:: CHALLENGE ::
Each entry below is to be written out exactly, and the pictures are to be left out.

:: INFORMATION GIVEN ::
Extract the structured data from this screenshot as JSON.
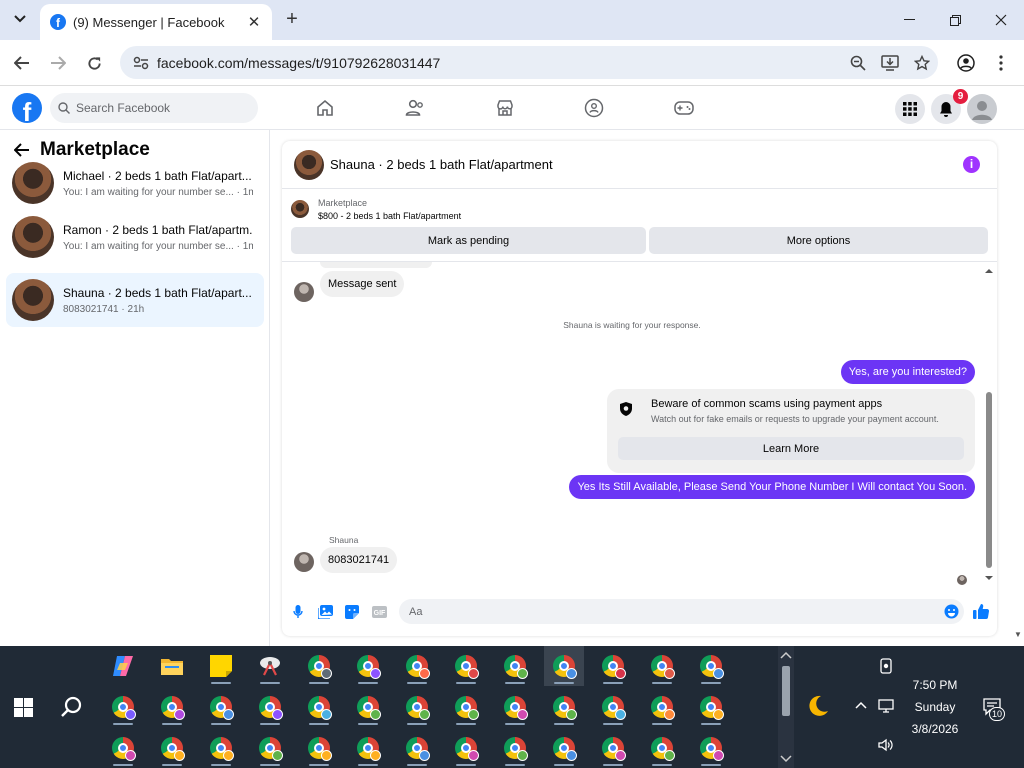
{
  "browser": {
    "tab_title": "(9) Messenger | Facebook",
    "url": "facebook.com/messages/t/910792628031447"
  },
  "facebook": {
    "search_placeholder": "Search Facebook",
    "notification_count": "9"
  },
  "sidebar": {
    "title": "Marketplace",
    "conversations": [
      {
        "name": "Michael · 2 beds 1 bath Flat/apart...",
        "preview": "You: I am waiting for your number se... · 1m"
      },
      {
        "name": "Ramon · 2 beds 1 bath Flat/apartm...",
        "preview": "You: I am waiting for your number se... · 1m"
      },
      {
        "name": "Shauna · 2 beds 1 bath Flat/apart...",
        "preview": "8083021741 · 21h"
      }
    ]
  },
  "chat": {
    "header_name": "Shauna · 2 beds 1 bath Flat/apartment",
    "marketplace_label": "Marketplace",
    "listing": "$800 - 2 beds 1 bath Flat/apartment",
    "mark_pending": "Mark as pending",
    "more_options": "More options",
    "messages": {
      "msg_sent": "Message sent",
      "waiting": "Shauna is waiting for your response.",
      "out1": "Yes, are you interested?",
      "warn_title": "Beware of common scams using payment apps",
      "warn_body": "Watch out for fake emails or requests to upgrade your payment account.",
      "learn_more": "Learn More",
      "out2": "Yes Its Still Available, Please Send Your Phone Number I Will contact You Soon.",
      "sender": "Shauna",
      "in_last": "8083021741"
    },
    "composer_placeholder": "Aa"
  },
  "taskbar": {
    "time": "7:50 PM",
    "day": "Sunday",
    "date": "3/8/2026",
    "notification_count": "10"
  }
}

:: PROBLEM SOLUTION ::
Extract the structured data from this screenshot as JSON.
{
  "browser": {
    "tab_title": "(9) Messenger | Facebook",
    "url": "facebook.com/messages/t/910792628031447"
  },
  "facebook": {
    "search_placeholder": "Search Facebook",
    "notification_count": "9"
  },
  "sidebar": {
    "title": "Marketplace",
    "conversations": [
      {
        "name": "Michael · 2 beds 1 bath Flat/apart...",
        "preview": "You: I am waiting for your number se... · 1m"
      },
      {
        "name": "Ramon · 2 beds 1 bath Flat/apartm...",
        "preview": "You: I am waiting for your number se... · 1m"
      },
      {
        "name": "Shauna · 2 beds 1 bath Flat/apart...",
        "preview": "8083021741 · 21h"
      }
    ]
  },
  "chat": {
    "header_name": "Shauna · 2 beds 1 bath Flat/apartment",
    "marketplace_label": "Marketplace",
    "listing": "$800 - 2 beds 1 bath Flat/apartment",
    "mark_pending": "Mark as pending",
    "more_options": "More options",
    "messages": {
      "msg_sent": "Message sent",
      "waiting": "Shauna is waiting for your response.",
      "out1": "Yes, are you interested?",
      "warn_title": "Beware of common scams using payment apps",
      "warn_body": "Watch out for fake emails or requests to upgrade your payment account.",
      "learn_more": "Learn More",
      "out2": "Yes Its Still Available, Please Send Your Phone Number I Will contact You Soon.",
      "sender": "Shauna",
      "in_last": "8083021741"
    },
    "composer_placeholder": "Aa"
  },
  "taskbar": {
    "time": "7:50 PM",
    "day": "Sunday",
    "date": "3/8/2026",
    "notification_count": "10"
  }
}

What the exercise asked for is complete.